Every line below must be reproduced exactly. Copy them all.

[Start MATERIAL TO PROCESS]

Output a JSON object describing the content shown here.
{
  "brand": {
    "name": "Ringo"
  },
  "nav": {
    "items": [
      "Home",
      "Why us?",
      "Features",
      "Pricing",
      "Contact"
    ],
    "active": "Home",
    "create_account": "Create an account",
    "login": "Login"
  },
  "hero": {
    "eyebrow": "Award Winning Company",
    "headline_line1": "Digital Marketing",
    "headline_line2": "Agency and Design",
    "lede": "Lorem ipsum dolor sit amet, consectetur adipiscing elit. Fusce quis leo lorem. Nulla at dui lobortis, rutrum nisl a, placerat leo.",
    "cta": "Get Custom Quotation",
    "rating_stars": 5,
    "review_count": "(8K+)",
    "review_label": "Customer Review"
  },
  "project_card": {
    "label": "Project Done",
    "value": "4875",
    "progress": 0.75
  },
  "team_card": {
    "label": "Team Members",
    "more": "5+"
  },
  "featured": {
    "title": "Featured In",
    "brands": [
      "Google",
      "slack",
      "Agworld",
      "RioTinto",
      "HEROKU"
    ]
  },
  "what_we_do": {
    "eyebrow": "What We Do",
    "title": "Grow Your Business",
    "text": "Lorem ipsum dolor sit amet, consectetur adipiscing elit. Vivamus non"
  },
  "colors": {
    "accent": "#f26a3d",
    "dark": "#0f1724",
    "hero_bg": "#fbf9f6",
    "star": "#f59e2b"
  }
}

[End MATERIAL TO PROCESS]

| EXERCISE RESPONSE |
Output a JSON object describing the content shown here.
{
  "brand": {
    "name": "Ringo"
  },
  "nav": {
    "items": [
      "Home",
      "Why us?",
      "Features",
      "Pricing",
      "Contact"
    ],
    "active": "Home",
    "create_account": "Create an account",
    "login": "Login"
  },
  "hero": {
    "eyebrow": "Award Winning Company",
    "headline_line1": "Digital Marketing",
    "headline_line2": "Agency and Design",
    "lede": "Lorem ipsum dolor sit amet, consectetur adipiscing elit. Fusce quis leo lorem. Nulla at dui lobortis, rutrum nisl a, placerat leo.",
    "cta": "Get Custom Quotation",
    "rating_stars": 5,
    "review_count": "(8K+)",
    "review_label": "Customer Review"
  },
  "project_card": {
    "label": "Project Done",
    "value": "4875",
    "progress": 0.75
  },
  "team_card": {
    "label": "Team Members",
    "more": "5+"
  },
  "featured": {
    "title": "Featured In",
    "brands": [
      "Google",
      "slack",
      "Agworld",
      "RioTinto",
      "HEROKU"
    ]
  },
  "what_we_do": {
    "eyebrow": "What We Do",
    "title": "Grow Your Business",
    "text": "Lorem ipsum dolor sit amet, consectetur adipiscing elit. Vivamus non"
  },
  "colors": {
    "accent": "#f26a3d",
    "dark": "#0f1724",
    "hero_bg": "#fbf9f6",
    "star": "#f59e2b"
  }
}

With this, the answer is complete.